Listed entries:
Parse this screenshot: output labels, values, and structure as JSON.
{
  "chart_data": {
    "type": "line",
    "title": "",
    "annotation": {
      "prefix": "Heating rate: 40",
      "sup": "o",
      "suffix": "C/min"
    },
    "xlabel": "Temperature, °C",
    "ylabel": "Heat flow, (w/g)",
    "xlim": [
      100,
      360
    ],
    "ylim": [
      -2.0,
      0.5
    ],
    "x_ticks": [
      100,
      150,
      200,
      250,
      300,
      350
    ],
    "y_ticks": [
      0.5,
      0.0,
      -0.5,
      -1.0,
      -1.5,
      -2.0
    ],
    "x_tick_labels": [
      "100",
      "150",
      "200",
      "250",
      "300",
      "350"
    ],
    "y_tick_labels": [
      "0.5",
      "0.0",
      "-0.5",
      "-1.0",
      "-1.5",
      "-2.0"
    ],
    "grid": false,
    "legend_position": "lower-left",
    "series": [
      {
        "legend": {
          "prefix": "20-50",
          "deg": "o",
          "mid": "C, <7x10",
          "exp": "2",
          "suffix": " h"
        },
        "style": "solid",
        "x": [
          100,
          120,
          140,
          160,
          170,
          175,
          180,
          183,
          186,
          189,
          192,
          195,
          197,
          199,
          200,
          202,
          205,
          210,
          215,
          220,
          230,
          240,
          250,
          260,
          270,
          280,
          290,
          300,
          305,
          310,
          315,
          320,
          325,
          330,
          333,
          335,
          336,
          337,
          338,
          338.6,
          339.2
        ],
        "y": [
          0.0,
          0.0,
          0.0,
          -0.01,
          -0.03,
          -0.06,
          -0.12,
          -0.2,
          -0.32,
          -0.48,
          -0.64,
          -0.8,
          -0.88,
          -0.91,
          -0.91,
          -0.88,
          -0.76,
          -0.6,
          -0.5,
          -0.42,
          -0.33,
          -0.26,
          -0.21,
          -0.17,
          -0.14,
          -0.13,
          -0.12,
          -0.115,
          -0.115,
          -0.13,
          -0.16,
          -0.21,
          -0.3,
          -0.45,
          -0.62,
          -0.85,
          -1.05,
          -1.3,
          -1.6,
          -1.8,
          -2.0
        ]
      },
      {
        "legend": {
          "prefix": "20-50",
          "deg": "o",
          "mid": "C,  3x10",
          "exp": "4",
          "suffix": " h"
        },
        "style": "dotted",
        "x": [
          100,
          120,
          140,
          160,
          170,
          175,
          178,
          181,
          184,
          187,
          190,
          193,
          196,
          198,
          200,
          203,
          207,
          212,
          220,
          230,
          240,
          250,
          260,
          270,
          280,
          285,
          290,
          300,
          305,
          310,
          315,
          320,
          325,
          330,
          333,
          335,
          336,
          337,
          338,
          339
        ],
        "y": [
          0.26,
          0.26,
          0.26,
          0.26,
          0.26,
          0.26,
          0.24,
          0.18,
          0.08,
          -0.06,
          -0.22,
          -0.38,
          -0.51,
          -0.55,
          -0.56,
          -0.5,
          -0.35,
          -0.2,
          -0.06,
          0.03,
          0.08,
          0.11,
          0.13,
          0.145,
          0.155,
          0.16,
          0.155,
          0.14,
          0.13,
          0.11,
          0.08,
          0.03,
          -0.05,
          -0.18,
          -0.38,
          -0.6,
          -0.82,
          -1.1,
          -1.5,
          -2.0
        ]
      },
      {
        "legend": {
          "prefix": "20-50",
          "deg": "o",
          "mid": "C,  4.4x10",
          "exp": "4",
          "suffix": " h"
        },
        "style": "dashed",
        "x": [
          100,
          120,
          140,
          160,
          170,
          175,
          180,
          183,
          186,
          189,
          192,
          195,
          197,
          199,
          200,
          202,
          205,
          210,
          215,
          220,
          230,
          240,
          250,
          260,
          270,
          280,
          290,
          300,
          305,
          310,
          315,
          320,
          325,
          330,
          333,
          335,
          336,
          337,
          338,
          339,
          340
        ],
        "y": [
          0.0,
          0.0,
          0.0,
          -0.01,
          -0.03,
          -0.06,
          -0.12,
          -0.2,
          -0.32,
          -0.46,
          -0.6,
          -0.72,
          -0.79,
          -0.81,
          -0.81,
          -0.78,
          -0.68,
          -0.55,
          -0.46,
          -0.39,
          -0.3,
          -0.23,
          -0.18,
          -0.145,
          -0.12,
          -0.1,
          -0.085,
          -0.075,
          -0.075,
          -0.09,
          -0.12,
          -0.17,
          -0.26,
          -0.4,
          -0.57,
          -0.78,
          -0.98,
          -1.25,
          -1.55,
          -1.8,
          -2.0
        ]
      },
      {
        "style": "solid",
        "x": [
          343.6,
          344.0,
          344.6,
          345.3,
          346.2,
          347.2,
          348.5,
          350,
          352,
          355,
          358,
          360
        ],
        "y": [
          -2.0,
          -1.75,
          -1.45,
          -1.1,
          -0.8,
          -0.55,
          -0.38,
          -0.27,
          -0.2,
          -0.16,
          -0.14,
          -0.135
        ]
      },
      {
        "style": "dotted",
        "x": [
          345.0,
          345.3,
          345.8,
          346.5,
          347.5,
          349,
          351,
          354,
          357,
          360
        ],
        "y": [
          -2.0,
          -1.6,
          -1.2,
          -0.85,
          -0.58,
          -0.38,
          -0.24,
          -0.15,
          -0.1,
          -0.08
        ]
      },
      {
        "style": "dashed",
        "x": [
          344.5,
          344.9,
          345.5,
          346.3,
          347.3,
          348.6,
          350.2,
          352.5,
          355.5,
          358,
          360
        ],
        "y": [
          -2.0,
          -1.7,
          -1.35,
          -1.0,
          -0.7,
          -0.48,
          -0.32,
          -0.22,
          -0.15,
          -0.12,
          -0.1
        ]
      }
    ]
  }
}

Exercise aim:
All of the entries must be quoted exactly; please include each one.

Problem solution:
Parse this screenshot: output labels, values, and structure as JSON.
{
  "chart_data": {
    "type": "line",
    "title": "",
    "annotation": {
      "prefix": "Heating rate: 40",
      "sup": "o",
      "suffix": "C/min"
    },
    "xlabel": "Temperature, °C",
    "ylabel": "Heat flow, (w/g)",
    "xlim": [
      100,
      360
    ],
    "ylim": [
      -2.0,
      0.5
    ],
    "x_ticks": [
      100,
      150,
      200,
      250,
      300,
      350
    ],
    "y_ticks": [
      0.5,
      0.0,
      -0.5,
      -1.0,
      -1.5,
      -2.0
    ],
    "x_tick_labels": [
      "100",
      "150",
      "200",
      "250",
      "300",
      "350"
    ],
    "y_tick_labels": [
      "0.5",
      "0.0",
      "-0.5",
      "-1.0",
      "-1.5",
      "-2.0"
    ],
    "grid": false,
    "legend_position": "lower-left",
    "series": [
      {
        "legend": {
          "prefix": "20-50",
          "deg": "o",
          "mid": "C, <7x10",
          "exp": "2",
          "suffix": " h"
        },
        "style": "solid",
        "x": [
          100,
          120,
          140,
          160,
          170,
          175,
          180,
          183,
          186,
          189,
          192,
          195,
          197,
          199,
          200,
          202,
          205,
          210,
          215,
          220,
          230,
          240,
          250,
          260,
          270,
          280,
          290,
          300,
          305,
          310,
          315,
          320,
          325,
          330,
          333,
          335,
          336,
          337,
          338,
          338.6,
          339.2
        ],
        "y": [
          0.0,
          0.0,
          0.0,
          -0.01,
          -0.03,
          -0.06,
          -0.12,
          -0.2,
          -0.32,
          -0.48,
          -0.64,
          -0.8,
          -0.88,
          -0.91,
          -0.91,
          -0.88,
          -0.76,
          -0.6,
          -0.5,
          -0.42,
          -0.33,
          -0.26,
          -0.21,
          -0.17,
          -0.14,
          -0.13,
          -0.12,
          -0.115,
          -0.115,
          -0.13,
          -0.16,
          -0.21,
          -0.3,
          -0.45,
          -0.62,
          -0.85,
          -1.05,
          -1.3,
          -1.6,
          -1.8,
          -2.0
        ]
      },
      {
        "legend": {
          "prefix": "20-50",
          "deg": "o",
          "mid": "C,  3x10",
          "exp": "4",
          "suffix": " h"
        },
        "style": "dotted",
        "x": [
          100,
          120,
          140,
          160,
          170,
          175,
          178,
          181,
          184,
          187,
          190,
          193,
          196,
          198,
          200,
          203,
          207,
          212,
          220,
          230,
          240,
          250,
          260,
          270,
          280,
          285,
          290,
          300,
          305,
          310,
          315,
          320,
          325,
          330,
          333,
          335,
          336,
          337,
          338,
          339
        ],
        "y": [
          0.26,
          0.26,
          0.26,
          0.26,
          0.26,
          0.26,
          0.24,
          0.18,
          0.08,
          -0.06,
          -0.22,
          -0.38,
          -0.51,
          -0.55,
          -0.56,
          -0.5,
          -0.35,
          -0.2,
          -0.06,
          0.03,
          0.08,
          0.11,
          0.13,
          0.145,
          0.155,
          0.16,
          0.155,
          0.14,
          0.13,
          0.11,
          0.08,
          0.03,
          -0.05,
          -0.18,
          -0.38,
          -0.6,
          -0.82,
          -1.1,
          -1.5,
          -2.0
        ]
      },
      {
        "legend": {
          "prefix": "20-50",
          "deg": "o",
          "mid": "C,  4.4x10",
          "exp": "4",
          "suffix": " h"
        },
        "style": "dashed",
        "x": [
          100,
          120,
          140,
          160,
          170,
          175,
          180,
          183,
          186,
          189,
          192,
          195,
          197,
          199,
          200,
          202,
          205,
          210,
          215,
          220,
          230,
          240,
          250,
          260,
          270,
          280,
          290,
          300,
          305,
          310,
          315,
          320,
          325,
          330,
          333,
          335,
          336,
          337,
          338,
          339,
          340
        ],
        "y": [
          0.0,
          0.0,
          0.0,
          -0.01,
          -0.03,
          -0.06,
          -0.12,
          -0.2,
          -0.32,
          -0.46,
          -0.6,
          -0.72,
          -0.79,
          -0.81,
          -0.81,
          -0.78,
          -0.68,
          -0.55,
          -0.46,
          -0.39,
          -0.3,
          -0.23,
          -0.18,
          -0.145,
          -0.12,
          -0.1,
          -0.085,
          -0.075,
          -0.075,
          -0.09,
          -0.12,
          -0.17,
          -0.26,
          -0.4,
          -0.57,
          -0.78,
          -0.98,
          -1.25,
          -1.55,
          -1.8,
          -2.0
        ]
      },
      {
        "style": "solid",
        "x": [
          343.6,
          344.0,
          344.6,
          345.3,
          346.2,
          347.2,
          348.5,
          350,
          352,
          355,
          358,
          360
        ],
        "y": [
          -2.0,
          -1.75,
          -1.45,
          -1.1,
          -0.8,
          -0.55,
          -0.38,
          -0.27,
          -0.2,
          -0.16,
          -0.14,
          -0.135
        ]
      },
      {
        "style": "dotted",
        "x": [
          345.0,
          345.3,
          345.8,
          346.5,
          347.5,
          349,
          351,
          354,
          357,
          360
        ],
        "y": [
          -2.0,
          -1.6,
          -1.2,
          -0.85,
          -0.58,
          -0.38,
          -0.24,
          -0.15,
          -0.1,
          -0.08
        ]
      },
      {
        "style": "dashed",
        "x": [
          344.5,
          344.9,
          345.5,
          346.3,
          347.3,
          348.6,
          350.2,
          352.5,
          355.5,
          358,
          360
        ],
        "y": [
          -2.0,
          -1.7,
          -1.35,
          -1.0,
          -0.7,
          -0.48,
          -0.32,
          -0.22,
          -0.15,
          -0.12,
          -0.1
        ]
      }
    ]
  }
}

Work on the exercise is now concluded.